* start *

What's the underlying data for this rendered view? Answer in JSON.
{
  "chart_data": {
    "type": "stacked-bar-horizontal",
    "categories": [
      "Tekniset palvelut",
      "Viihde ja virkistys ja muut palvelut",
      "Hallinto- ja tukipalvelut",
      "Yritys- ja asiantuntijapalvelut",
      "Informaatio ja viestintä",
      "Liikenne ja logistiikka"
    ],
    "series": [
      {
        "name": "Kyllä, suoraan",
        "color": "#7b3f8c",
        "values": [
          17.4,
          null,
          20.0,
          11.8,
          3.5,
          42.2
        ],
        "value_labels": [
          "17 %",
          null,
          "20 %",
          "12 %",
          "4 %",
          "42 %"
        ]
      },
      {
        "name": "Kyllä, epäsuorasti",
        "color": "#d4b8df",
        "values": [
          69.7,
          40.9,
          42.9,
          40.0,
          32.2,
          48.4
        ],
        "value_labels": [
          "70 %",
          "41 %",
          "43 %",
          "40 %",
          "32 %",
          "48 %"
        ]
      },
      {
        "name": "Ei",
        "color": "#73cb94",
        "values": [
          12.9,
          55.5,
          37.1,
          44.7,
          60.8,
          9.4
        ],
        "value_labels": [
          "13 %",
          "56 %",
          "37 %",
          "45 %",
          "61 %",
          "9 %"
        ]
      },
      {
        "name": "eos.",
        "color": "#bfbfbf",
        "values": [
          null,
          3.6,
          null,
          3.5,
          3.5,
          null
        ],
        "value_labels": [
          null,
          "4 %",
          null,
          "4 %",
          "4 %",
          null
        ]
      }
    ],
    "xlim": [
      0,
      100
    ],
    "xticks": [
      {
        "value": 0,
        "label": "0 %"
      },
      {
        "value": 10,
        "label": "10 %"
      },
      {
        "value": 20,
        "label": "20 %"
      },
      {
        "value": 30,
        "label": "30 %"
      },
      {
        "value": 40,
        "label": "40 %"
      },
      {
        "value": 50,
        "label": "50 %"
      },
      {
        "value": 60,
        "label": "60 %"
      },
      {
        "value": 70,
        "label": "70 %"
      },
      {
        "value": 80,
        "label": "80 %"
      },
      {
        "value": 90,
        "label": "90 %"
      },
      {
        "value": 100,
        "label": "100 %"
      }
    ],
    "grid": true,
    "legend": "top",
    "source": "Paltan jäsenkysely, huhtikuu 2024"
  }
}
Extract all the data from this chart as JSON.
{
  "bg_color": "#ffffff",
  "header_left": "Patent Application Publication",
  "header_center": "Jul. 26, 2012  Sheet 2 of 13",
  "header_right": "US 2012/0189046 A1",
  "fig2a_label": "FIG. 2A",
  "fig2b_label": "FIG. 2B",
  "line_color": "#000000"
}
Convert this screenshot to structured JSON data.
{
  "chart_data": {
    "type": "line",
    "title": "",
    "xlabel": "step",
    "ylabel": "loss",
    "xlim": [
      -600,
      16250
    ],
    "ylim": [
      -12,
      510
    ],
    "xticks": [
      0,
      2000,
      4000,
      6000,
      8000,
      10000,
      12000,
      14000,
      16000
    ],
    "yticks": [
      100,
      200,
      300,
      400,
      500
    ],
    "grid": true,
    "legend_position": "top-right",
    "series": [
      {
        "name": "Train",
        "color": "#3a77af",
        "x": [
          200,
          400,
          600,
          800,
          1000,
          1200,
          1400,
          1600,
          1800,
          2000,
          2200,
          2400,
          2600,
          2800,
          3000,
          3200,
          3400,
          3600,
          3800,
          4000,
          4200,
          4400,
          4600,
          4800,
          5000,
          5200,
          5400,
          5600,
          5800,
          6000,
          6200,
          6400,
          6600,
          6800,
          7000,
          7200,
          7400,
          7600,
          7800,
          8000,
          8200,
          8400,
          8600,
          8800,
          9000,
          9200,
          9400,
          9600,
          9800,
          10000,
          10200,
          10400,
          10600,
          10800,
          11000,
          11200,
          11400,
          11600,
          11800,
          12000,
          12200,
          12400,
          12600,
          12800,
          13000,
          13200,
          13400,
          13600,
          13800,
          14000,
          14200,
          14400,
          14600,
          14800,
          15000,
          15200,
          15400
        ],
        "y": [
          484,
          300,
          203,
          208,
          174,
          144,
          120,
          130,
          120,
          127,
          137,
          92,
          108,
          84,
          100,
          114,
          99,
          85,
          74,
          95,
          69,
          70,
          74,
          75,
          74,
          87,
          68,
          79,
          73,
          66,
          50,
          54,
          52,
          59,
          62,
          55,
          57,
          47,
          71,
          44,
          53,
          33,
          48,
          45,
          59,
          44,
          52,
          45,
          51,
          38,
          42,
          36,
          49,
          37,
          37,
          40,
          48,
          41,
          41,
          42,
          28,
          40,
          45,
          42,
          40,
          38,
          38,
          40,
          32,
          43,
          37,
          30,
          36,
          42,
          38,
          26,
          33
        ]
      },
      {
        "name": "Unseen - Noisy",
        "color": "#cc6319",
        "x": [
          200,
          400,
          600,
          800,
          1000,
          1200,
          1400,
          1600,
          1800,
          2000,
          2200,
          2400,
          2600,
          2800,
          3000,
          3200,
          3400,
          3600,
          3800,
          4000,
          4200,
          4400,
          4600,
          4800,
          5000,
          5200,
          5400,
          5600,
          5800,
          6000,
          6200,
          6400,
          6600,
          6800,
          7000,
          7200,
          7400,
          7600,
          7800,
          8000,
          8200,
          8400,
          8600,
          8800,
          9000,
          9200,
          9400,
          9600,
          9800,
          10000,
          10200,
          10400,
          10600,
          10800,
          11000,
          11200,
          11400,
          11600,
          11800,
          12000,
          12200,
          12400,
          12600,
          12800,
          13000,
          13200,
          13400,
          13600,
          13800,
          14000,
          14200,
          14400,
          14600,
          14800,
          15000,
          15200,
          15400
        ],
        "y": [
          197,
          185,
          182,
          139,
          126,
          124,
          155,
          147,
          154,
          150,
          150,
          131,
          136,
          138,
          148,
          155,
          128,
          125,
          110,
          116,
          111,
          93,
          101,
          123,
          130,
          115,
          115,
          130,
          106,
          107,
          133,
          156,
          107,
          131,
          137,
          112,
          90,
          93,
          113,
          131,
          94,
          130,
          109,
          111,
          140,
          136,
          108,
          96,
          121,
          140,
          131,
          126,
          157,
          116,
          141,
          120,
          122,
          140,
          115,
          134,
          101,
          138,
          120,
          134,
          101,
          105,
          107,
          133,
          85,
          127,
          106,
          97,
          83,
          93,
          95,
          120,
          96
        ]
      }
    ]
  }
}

* end *

**WRITTEN PROBLEM**
Copy each line of the records containing the string "Kyllä".

**SOLUTION FOR THIS PROBLEM**
        "name": "Kyllä, suoraan",
        "name": "Kyllä, epäsuorasti",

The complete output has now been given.